■ Your objective
Give the number of lines in the records below that include "автомобильного", and nothing more.
══════
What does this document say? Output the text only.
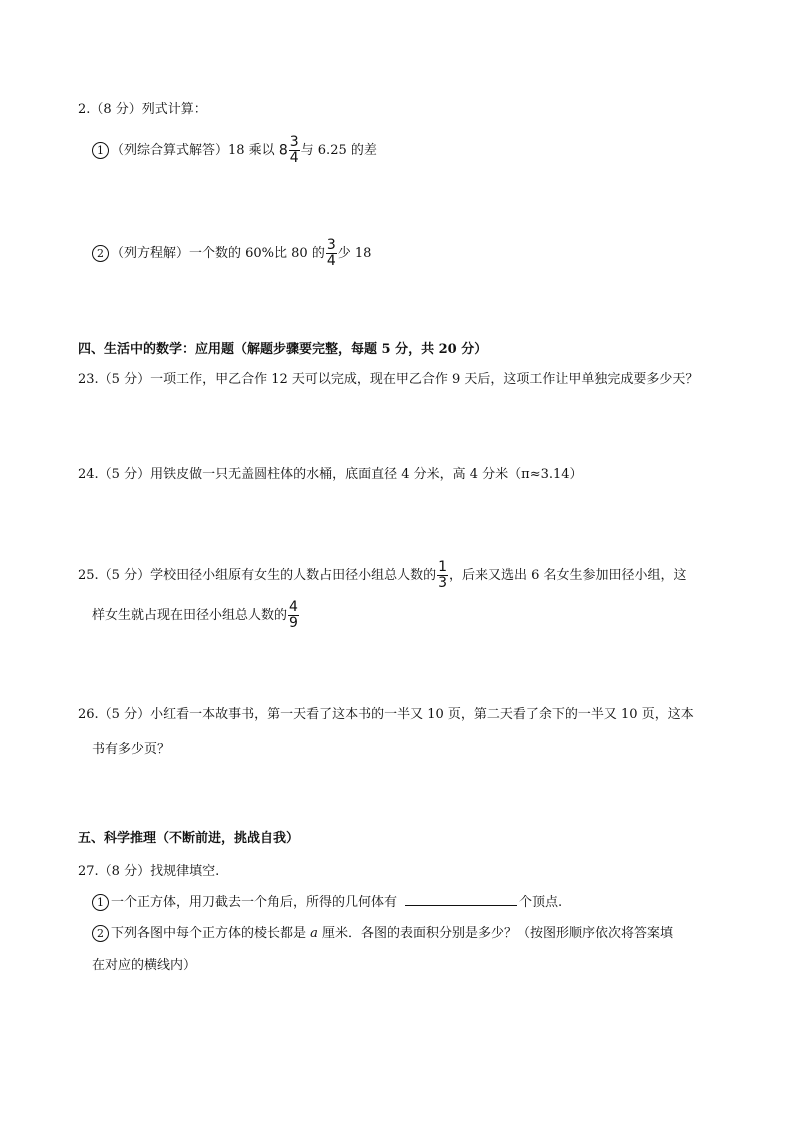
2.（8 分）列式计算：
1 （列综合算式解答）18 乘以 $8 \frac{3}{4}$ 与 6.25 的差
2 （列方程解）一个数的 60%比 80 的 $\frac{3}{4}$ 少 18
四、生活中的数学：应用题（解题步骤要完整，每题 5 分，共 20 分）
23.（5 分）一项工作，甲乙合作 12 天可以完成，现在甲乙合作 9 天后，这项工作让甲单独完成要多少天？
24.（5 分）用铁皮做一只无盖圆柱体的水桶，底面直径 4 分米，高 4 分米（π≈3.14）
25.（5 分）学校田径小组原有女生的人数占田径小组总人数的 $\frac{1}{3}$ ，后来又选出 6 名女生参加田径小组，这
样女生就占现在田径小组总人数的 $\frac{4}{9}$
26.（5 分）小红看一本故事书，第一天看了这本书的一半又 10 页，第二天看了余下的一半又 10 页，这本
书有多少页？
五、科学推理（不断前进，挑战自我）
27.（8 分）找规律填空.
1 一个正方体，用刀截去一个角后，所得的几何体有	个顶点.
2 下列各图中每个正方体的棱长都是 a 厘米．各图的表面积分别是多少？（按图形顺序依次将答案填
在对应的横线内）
══════
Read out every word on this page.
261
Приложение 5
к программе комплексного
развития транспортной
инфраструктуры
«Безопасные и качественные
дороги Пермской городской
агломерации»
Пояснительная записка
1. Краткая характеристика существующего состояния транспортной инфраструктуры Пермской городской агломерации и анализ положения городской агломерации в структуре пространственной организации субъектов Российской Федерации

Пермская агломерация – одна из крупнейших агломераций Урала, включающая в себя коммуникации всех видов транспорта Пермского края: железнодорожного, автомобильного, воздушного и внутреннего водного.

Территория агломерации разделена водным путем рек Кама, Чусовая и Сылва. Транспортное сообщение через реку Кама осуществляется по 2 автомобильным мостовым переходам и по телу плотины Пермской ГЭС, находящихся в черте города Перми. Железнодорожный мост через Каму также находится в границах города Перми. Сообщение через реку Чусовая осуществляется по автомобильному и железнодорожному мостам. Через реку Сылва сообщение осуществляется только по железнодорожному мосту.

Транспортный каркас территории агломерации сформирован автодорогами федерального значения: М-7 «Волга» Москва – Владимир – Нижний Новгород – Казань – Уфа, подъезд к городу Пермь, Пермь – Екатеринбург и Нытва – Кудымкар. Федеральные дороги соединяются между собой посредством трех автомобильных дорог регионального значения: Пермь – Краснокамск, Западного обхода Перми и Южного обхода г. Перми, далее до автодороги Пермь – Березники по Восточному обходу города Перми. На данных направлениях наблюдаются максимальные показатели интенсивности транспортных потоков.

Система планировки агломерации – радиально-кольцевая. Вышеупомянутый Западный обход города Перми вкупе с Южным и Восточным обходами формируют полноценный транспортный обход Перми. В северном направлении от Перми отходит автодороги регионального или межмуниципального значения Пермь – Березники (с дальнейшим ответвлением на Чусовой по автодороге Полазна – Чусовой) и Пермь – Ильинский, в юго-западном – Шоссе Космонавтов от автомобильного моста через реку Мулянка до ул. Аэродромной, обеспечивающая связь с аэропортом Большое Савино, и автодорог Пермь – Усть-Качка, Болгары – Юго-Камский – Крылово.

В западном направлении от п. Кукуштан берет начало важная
══════
■ Reply
2